## Listed records
☆ ☆ ☆ ☆ ☆

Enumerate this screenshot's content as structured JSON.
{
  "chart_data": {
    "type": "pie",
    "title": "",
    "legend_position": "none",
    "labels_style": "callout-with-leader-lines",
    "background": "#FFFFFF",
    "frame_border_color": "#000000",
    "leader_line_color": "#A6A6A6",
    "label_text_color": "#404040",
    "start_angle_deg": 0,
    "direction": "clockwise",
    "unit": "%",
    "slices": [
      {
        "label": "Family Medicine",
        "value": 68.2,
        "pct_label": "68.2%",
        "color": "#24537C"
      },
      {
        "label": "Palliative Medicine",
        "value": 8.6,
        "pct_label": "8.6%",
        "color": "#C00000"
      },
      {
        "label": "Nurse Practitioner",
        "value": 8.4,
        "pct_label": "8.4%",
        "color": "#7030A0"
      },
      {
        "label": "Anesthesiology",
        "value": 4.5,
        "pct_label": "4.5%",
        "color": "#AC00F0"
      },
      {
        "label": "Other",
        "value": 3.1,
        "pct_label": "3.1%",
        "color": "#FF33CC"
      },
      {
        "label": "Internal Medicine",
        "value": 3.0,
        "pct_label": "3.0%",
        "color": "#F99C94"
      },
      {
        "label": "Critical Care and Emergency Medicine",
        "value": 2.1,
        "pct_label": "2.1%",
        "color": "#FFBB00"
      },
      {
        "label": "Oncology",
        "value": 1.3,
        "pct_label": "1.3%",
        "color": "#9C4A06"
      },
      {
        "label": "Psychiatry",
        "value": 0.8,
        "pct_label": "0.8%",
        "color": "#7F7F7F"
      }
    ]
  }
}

☆ ☆ ☆ ☆ ☆

## Do this
Repeat every record, keeping each word and mark exactly as it is.

## Exercise response
Enumerate this screenshot's content as structured JSON.
{
  "chart_data": {
    "type": "pie",
    "title": "",
    "legend_position": "none",
    "labels_style": "callout-with-leader-lines",
    "background": "#FFFFFF",
    "frame_border_color": "#000000",
    "leader_line_color": "#A6A6A6",
    "label_text_color": "#404040",
    "start_angle_deg": 0,
    "direction": "clockwise",
    "unit": "%",
    "slices": [
      {
        "label": "Family Medicine",
        "value": 68.2,
        "pct_label": "68.2%",
        "color": "#24537C"
      },
      {
        "label": "Palliative Medicine",
        "value": 8.6,
        "pct_label": "8.6%",
        "color": "#C00000"
      },
      {
        "label": "Nurse Practitioner",
        "value": 8.4,
        "pct_label": "8.4%",
        "color": "#7030A0"
      },
      {
        "label": "Anesthesiology",
        "value": 4.5,
        "pct_label": "4.5%",
        "color": "#AC00F0"
      },
      {
        "label": "Other",
        "value": 3.1,
        "pct_label": "3.1%",
        "color": "#FF33CC"
      },
      {
        "label": "Internal Medicine",
        "value": 3.0,
        "pct_label": "3.0%",
        "color": "#F99C94"
      },
      {
        "label": "Critical Care and Emergency Medicine",
        "value": 2.1,
        "pct_label": "2.1%",
        "color": "#FFBB00"
      },
      {
        "label": "Oncology",
        "value": 1.3,
        "pct_label": "1.3%",
        "color": "#9C4A06"
      },
      {
        "label": "Psychiatry",
        "value": 0.8,
        "pct_label": "0.8%",
        "color": "#7F7F7F"
      }
    ]
  }
}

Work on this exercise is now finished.